┌──

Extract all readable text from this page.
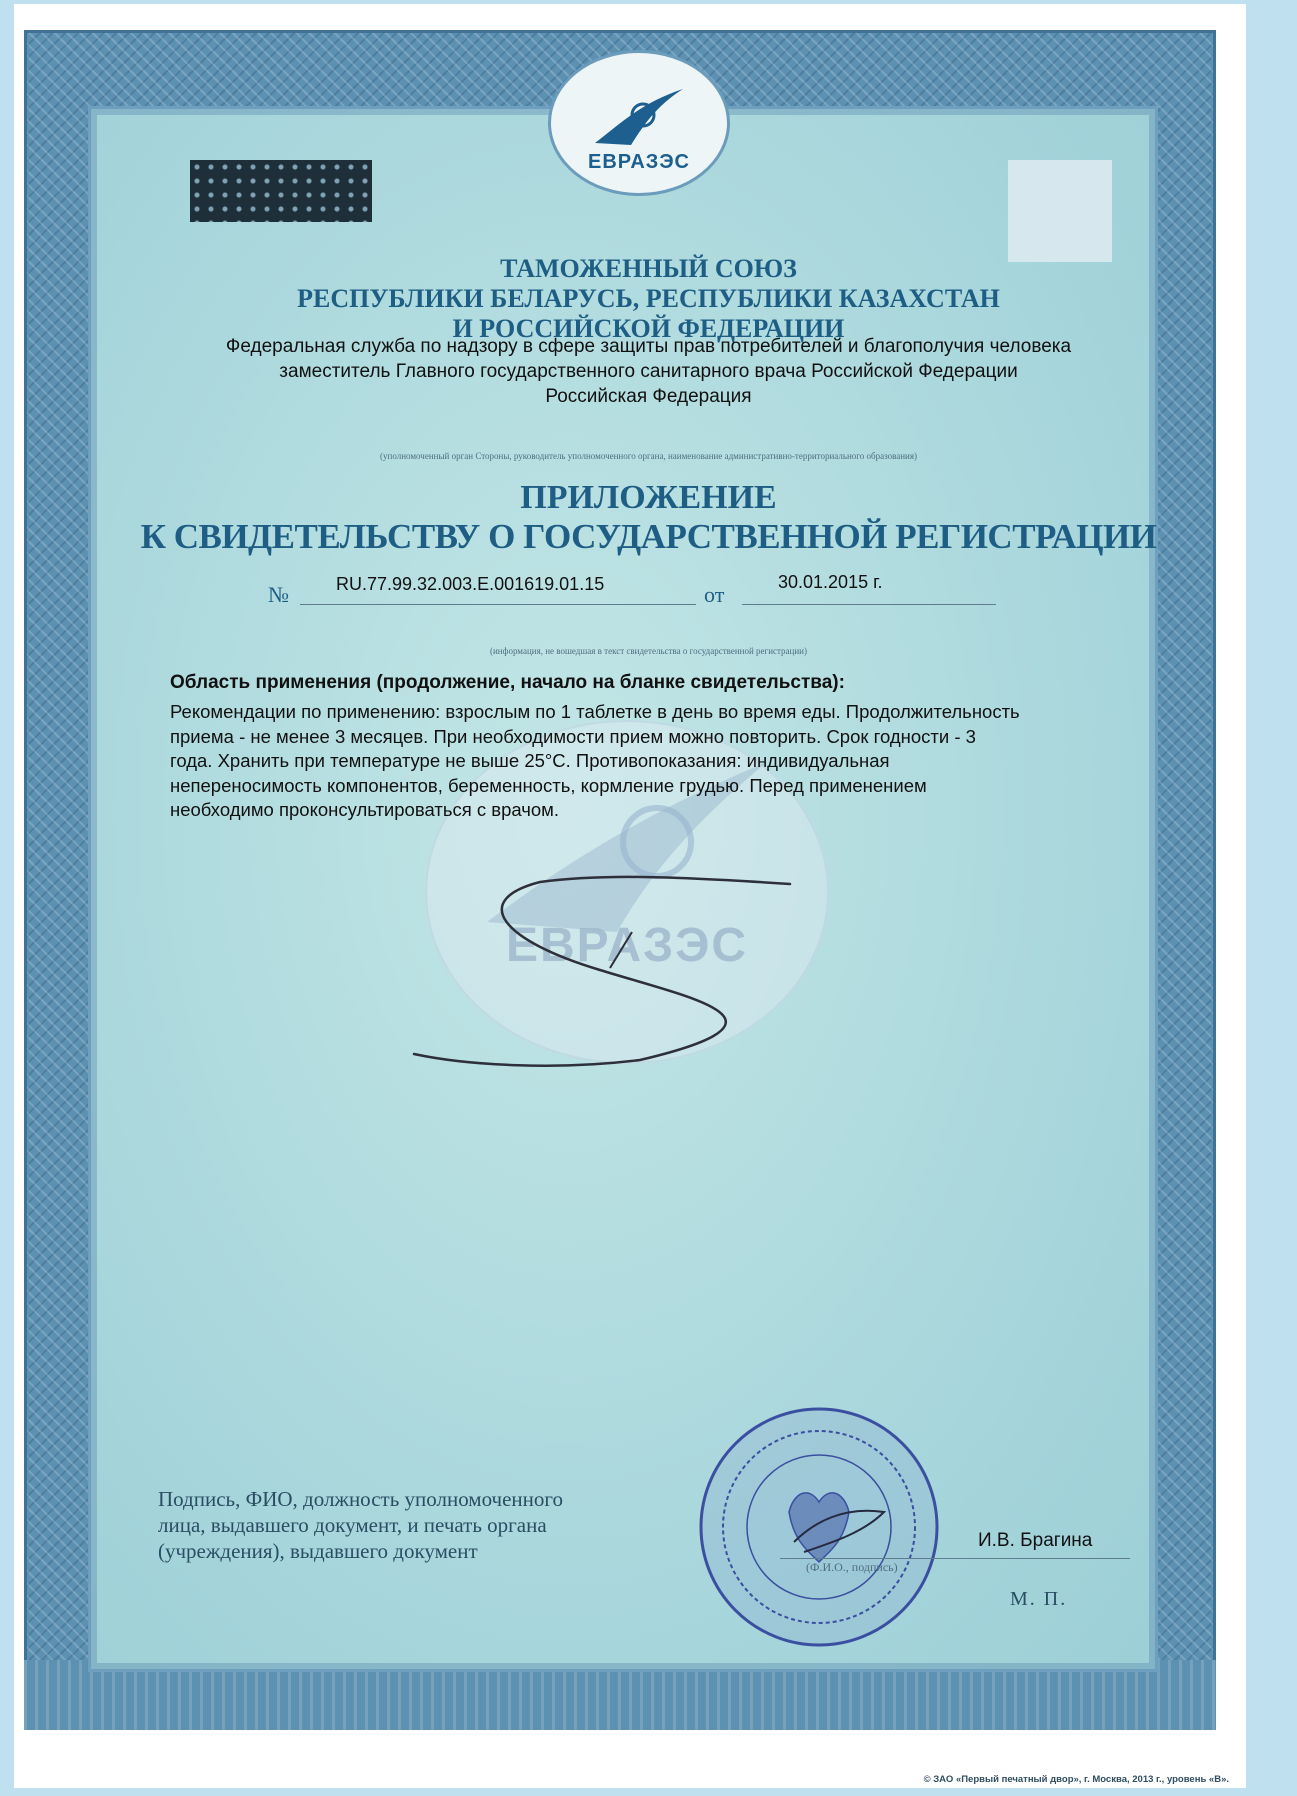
ЕВРАЗЭС
ТАМОЖЕННЫЙ СОЮЗ
РЕСПУБЛИКИ БЕЛАРУСЬ, РЕСПУБЛИКИ КАЗАХСТАН
И РОССИЙСКОЙ ФЕДЕРАЦИИ
Федеральная служба по надзору в сфере защиты прав потребителей и благополучия человека
заместитель Главного государственного санитарного врача Российской Федерации
Российская Федерация
(уполномоченный орган Стороны, руководитель уполномоченного органа, наименование административно-территориального образования)
ПРИЛОЖЕНИЕ
К СВИДЕТЕЛЬСТВУ О ГОСУДАРСТВЕННОЙ РЕГИСТРАЦИИ
№	RU.77.99.32.003.E.001619.01.15	от	30.01.2015 г.
(информация, не вошедшая в текст свидетельства о государственной регистрации)
ЕВРАЗЭС
Область применения (продолжение, начало на бланке свидетельства):
Рекомендации по применению: взрослым по 1 таблетке в день во время еды. Продолжительность
приема - не менее 3 месяцев. При необходимости прием можно повторить. Срок годности - 3
года. Хранить при температуре не выше 25°С. Противопоказания: индивидуальная
непереносимость компонентов, беременность, кормление грудью. Перед применением
необходимо проконсультироваться с врачом.
Подпись, ФИО, должность уполномоченного
лица, выдавшего документ, и печать органа
(учреждения), выдавшего документ	И.В. Брагина
(Ф.И.О., подпись)
М. П.
© ЗАО «Первый печатный двор», г. Москва, 2013 г., уровень «В».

└──

» WHAT YOU ARE ASKED TO DO
The entries above are to be returned exactly, without their pictures.

» OUTPUT FOR THIS TASK
Extract all readable text from this page.
ЕВРАЗЭС
ТАМОЖЕННЫЙ СОЮЗ
РЕСПУБЛИКИ БЕЛАРУСЬ, РЕСПУБЛИКИ КАЗАХСТАН
И РОССИЙСКОЙ ФЕДЕРАЦИИ
Федеральная служба по надзору в сфере защиты прав потребителей и благополучия человека
заместитель Главного государственного санитарного врача Российской Федерации
Российская Федерация
(уполномоченный орган Стороны, руководитель уполномоченного органа, наименование административно-территориального образования)
ПРИЛОЖЕНИЕ
К СВИДЕТЕЛЬСТВУ О ГОСУДАРСТВЕННОЙ РЕГИСТРАЦИИ
№	RU.77.99.32.003.E.001619.01.15	от	30.01.2015 г.
(информация, не вошедшая в текст свидетельства о государственной регистрации)
ЕВРАЗЭС
Область применения (продолжение, начало на бланке свидетельства):
Рекомендации по применению: взрослым по 1 таблетке в день во время еды. Продолжительность
приема - не менее 3 месяцев. При необходимости прием можно повторить. Срок годности - 3
года. Хранить при температуре не выше 25°С. Противопоказания: индивидуальная
непереносимость компонентов, беременность, кормление грудью. Перед применением
необходимо проконсультироваться с врачом.
Подпись, ФИО, должность уполномоченного
лица, выдавшего документ, и печать органа
(учреждения), выдавшего документ	И.В. Брагина
(Ф.И.О., подпись)
М. П.
© ЗАО «Первый печатный двор», г. Москва, 2013 г., уровень «В».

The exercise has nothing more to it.